BEGIN

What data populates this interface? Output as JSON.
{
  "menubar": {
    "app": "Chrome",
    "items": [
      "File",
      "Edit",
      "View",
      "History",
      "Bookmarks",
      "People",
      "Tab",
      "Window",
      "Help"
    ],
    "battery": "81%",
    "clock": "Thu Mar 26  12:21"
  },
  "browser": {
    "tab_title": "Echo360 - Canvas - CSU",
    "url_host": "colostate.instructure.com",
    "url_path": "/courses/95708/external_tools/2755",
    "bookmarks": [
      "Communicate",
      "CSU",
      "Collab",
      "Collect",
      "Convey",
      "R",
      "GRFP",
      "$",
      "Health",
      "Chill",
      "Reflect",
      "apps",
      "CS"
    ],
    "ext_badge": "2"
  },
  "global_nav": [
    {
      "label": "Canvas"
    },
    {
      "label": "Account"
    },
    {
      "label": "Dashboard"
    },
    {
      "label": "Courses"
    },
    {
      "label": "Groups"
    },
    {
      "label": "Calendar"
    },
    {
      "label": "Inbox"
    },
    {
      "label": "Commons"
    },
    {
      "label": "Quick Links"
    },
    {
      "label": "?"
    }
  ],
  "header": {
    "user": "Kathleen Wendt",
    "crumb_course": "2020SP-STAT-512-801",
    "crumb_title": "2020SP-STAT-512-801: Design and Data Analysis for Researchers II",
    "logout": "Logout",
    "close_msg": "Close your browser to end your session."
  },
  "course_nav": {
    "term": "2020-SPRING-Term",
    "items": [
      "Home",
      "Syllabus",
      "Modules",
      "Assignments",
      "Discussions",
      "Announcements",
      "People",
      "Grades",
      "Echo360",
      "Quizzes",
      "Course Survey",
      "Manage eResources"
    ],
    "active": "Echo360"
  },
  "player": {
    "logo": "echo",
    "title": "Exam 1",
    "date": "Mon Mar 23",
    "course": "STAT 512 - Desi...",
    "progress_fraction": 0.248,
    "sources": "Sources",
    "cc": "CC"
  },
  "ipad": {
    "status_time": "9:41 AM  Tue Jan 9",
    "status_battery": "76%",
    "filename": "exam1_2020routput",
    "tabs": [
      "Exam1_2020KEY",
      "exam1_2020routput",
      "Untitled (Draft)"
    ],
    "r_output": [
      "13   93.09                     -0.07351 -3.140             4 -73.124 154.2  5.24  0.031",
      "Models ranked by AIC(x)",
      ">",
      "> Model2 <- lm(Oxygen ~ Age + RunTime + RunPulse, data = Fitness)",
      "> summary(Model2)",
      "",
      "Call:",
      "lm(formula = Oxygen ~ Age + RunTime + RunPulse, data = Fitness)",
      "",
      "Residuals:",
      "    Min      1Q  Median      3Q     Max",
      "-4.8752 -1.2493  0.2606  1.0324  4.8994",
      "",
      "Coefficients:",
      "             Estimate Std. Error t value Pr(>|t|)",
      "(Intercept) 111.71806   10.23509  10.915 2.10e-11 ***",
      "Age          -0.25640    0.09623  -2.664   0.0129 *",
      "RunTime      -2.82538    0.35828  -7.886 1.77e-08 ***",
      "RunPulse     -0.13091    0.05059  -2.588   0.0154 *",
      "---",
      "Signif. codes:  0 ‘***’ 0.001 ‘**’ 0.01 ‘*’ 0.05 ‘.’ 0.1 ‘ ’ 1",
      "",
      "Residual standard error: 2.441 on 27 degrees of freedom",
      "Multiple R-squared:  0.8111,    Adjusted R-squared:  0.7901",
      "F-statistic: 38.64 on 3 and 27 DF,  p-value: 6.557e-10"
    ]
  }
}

END

Aim — Your answer should be a single number: how many lines of the material contain the word "label".

Final result — 10